課題 1:
以下の記録のうち、「363, 1161, 908]」を含む行から「635, 518, 681]」を含む行までを、両端の行も含めて一字一句変えずに再掲してください。
======
でも、こんなことを言い出すのは、建築を造形としてとらえている人が大多数、と思うからだ。建築家がそういうだけでなく、一般の人もそう。たとえば、《テーブル》に戻れば、少なくともぼくが会って話した人では、その薄さにびっくりした、という人が圧倒的に多い。そういう人は、《テーブル》をモノとして見ている。つまり、造形として見ている。もちろん、それが孕むたゆたう世界に驚いたという人もいる。でも、そんなふうに空気として見る人は、数で言えば、やっぱり少ない。その比率は、《四角いふうせん》でも同じこと。巨大で重い立体が浮いているのに反応する人が造形派だとすれば、そのことによって生まれている隙間の世界に反応する人が空気派。やっぱり造形派の方が圧倒的に多い」
これらの青木さんの言葉は、建築を展覧会で見せることの大きなテーゼを描いている。
今のところ、展覧会として納得したものを見せられる建築家は石上さんしかいない。
======
課題 2:
本文の「でも、こんなことを言い出すの」から「り造形派の方が圧倒的に多い」」までの部分を、「造形派」を「形態派」に改めて示してください。

使用する記録:
======
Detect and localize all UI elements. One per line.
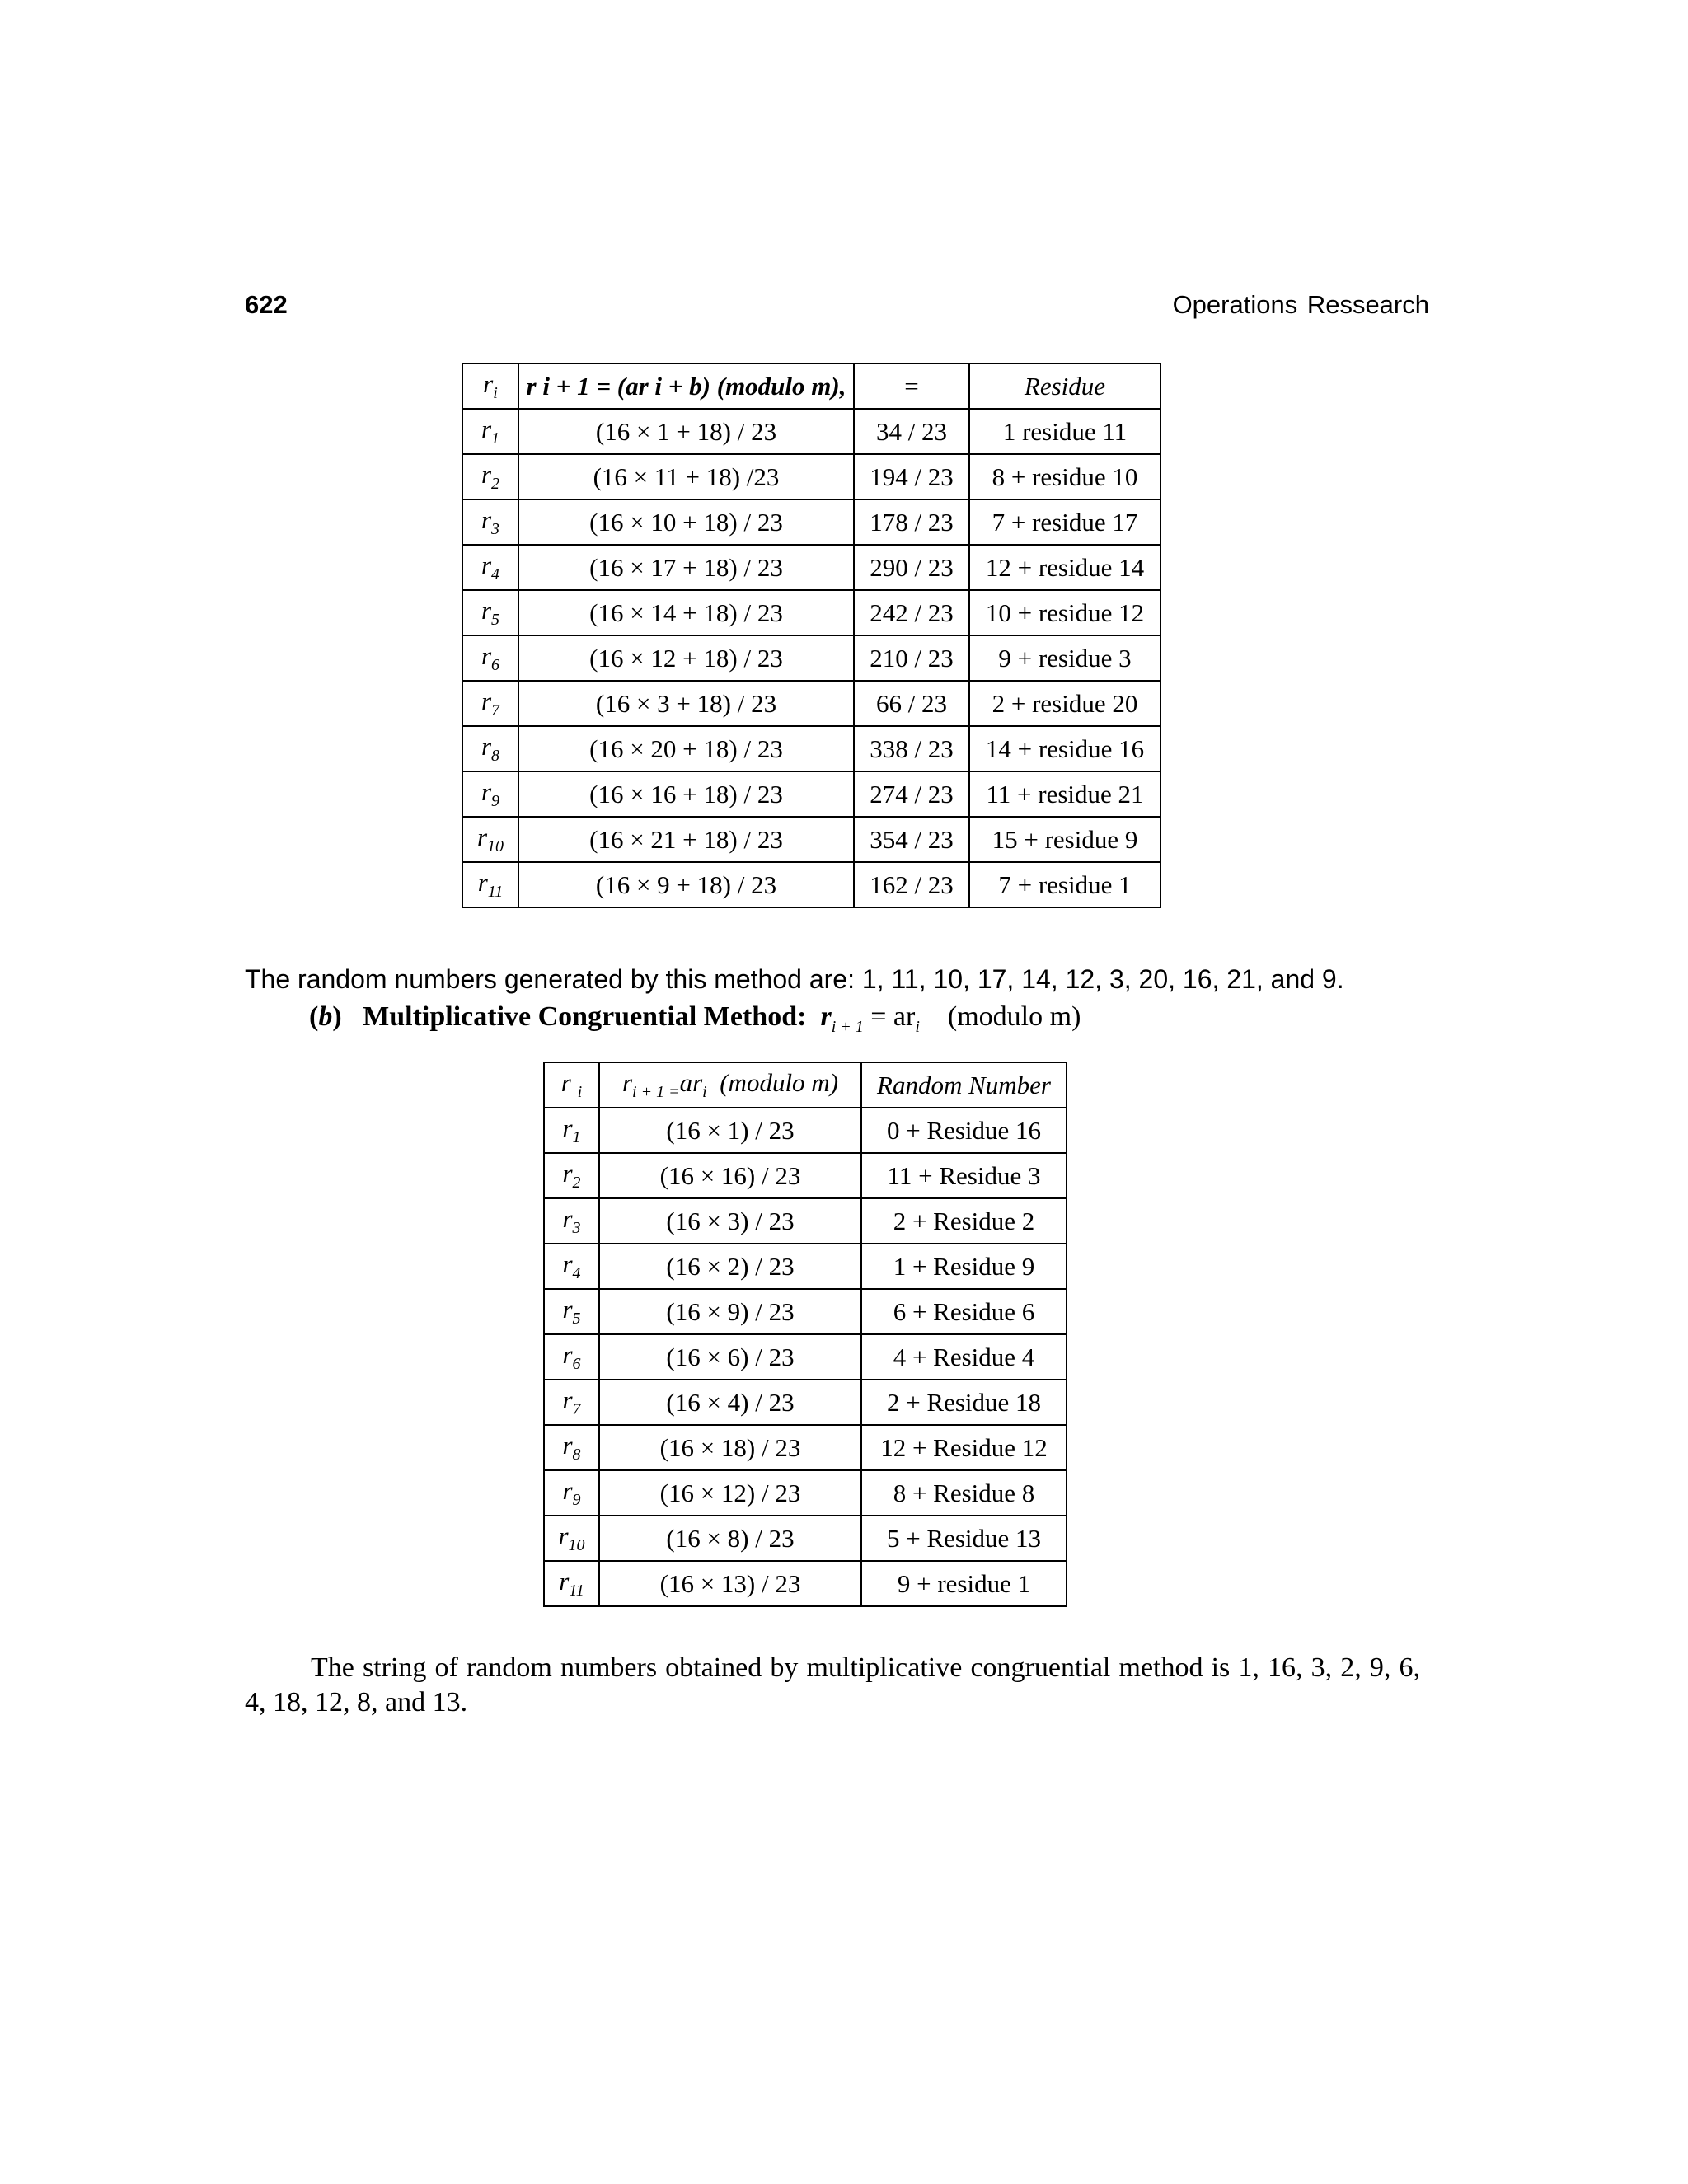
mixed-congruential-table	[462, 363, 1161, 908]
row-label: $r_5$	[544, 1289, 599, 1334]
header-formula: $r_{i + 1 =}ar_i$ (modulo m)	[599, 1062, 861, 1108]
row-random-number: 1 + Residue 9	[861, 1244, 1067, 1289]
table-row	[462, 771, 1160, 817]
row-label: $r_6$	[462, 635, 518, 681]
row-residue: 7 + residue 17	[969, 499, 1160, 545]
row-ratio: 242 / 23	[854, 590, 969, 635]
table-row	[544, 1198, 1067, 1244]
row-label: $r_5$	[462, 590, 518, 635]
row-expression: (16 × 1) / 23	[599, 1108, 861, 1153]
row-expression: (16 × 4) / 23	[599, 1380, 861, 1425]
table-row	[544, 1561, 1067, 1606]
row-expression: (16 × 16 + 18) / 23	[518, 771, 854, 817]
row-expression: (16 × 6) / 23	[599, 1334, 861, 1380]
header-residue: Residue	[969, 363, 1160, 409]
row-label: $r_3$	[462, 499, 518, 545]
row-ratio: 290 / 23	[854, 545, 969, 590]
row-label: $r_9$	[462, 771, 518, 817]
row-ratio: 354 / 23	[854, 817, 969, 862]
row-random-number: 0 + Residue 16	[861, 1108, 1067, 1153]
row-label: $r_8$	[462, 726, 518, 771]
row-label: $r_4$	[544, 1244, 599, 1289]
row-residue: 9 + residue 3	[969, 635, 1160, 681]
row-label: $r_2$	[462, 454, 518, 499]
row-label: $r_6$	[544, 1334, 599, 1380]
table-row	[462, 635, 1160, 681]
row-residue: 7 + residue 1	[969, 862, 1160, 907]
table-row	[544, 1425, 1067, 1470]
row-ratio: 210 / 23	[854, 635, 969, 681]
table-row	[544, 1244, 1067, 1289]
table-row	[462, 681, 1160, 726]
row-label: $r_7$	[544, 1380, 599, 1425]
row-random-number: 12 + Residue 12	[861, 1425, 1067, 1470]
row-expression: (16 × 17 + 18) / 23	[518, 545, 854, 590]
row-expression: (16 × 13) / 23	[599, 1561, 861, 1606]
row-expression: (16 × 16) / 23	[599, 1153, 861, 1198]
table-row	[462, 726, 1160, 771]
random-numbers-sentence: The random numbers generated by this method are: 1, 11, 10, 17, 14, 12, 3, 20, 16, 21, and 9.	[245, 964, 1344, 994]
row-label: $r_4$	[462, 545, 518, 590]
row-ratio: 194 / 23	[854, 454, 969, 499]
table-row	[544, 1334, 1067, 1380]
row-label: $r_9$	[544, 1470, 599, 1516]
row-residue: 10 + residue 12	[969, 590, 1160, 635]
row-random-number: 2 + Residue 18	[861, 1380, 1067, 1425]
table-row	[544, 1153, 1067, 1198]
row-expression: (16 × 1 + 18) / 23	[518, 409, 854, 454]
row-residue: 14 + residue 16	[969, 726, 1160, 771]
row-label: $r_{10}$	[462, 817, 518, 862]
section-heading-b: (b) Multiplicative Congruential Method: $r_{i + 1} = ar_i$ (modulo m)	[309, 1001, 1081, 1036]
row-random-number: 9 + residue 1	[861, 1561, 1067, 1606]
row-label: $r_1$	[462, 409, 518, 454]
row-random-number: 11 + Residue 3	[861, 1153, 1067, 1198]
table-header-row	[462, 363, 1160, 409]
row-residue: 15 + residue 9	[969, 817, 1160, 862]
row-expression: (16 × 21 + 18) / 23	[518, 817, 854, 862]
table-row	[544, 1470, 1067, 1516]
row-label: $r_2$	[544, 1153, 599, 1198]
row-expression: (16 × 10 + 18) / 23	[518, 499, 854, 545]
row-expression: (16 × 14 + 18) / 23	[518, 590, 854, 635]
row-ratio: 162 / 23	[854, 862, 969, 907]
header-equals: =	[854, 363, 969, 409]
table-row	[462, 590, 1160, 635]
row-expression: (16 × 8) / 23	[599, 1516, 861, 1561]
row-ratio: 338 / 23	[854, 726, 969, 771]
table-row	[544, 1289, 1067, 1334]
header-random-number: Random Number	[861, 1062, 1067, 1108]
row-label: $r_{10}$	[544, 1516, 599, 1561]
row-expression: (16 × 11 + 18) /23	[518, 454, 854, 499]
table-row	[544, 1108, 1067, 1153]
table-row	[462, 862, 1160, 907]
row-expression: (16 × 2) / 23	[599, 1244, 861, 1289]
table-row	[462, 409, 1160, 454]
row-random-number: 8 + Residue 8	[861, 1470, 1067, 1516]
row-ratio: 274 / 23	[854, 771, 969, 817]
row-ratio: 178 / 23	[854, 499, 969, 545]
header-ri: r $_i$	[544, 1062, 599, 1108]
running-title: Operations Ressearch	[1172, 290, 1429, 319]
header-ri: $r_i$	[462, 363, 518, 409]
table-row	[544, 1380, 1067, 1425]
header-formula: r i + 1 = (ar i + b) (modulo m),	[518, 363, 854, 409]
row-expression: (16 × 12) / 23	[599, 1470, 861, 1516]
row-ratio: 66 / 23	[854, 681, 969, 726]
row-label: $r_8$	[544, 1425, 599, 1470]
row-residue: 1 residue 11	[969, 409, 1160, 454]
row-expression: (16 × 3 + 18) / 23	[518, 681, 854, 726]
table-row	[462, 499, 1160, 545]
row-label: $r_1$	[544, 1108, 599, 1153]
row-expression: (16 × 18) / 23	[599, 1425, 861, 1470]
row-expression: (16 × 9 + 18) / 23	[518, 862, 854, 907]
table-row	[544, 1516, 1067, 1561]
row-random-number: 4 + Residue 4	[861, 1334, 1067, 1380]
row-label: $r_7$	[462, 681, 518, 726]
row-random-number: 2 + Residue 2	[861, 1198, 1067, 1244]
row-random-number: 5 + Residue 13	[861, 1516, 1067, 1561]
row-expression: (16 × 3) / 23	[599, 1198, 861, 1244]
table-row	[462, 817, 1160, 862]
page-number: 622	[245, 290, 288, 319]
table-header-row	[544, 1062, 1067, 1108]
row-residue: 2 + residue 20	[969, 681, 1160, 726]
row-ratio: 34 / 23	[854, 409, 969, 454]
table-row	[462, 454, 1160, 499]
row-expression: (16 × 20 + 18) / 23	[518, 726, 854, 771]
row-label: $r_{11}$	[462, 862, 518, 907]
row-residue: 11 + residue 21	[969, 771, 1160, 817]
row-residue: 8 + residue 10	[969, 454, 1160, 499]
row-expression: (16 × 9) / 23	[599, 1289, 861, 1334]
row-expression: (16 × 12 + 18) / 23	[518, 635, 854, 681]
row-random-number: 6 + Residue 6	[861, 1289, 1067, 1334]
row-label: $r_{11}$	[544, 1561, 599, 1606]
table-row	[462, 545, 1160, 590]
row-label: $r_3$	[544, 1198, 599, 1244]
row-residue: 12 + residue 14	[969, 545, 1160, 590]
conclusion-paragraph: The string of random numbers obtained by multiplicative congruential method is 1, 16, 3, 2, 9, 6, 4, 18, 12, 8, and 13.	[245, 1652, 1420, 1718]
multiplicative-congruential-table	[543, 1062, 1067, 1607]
======
正答 1:
mixed-congruential-table	[462, 363, 1161, 908]
row-label: $r_5$	[544, 1289, 599, 1334]
header-formula: $r_{i + 1 =}ar_i$ (modulo m)	[599, 1062, 861, 1108]
row-random-number: 1 + Residue 9	[861, 1244, 1067, 1289]
table-row	[462, 771, 1160, 817]
row-label: $r_6$	[462, 635, 518, 681]

正答 2:
でも、こんなことを言い出すのは、建築を造形としてとらえている人が大多数、と思うからだ。建築家がそういうだけでなく、一般の人もそう。たとえば、《テーブル》に戻れば、少なくともぼくが会って話した人では、その薄さにびっくりした、という人が圧倒的に多い。そういう人は、《テーブル》をモノとして見ている。つまり、造形として見ている。もちろん、それが孕むたゆたう世界に驚いたという人もいる。でも、そんなふうに空気として見る人は、数で言えば、やっぱり少ない。その比率は、《四角いふうせん》でも同じこと。巨大で重い立体が浮いているのに反応する人が形態派だとすれば、そのことによって生まれている隙間の世界に反応する人が空気派。やっぱり形態派の方が圧倒的に多い」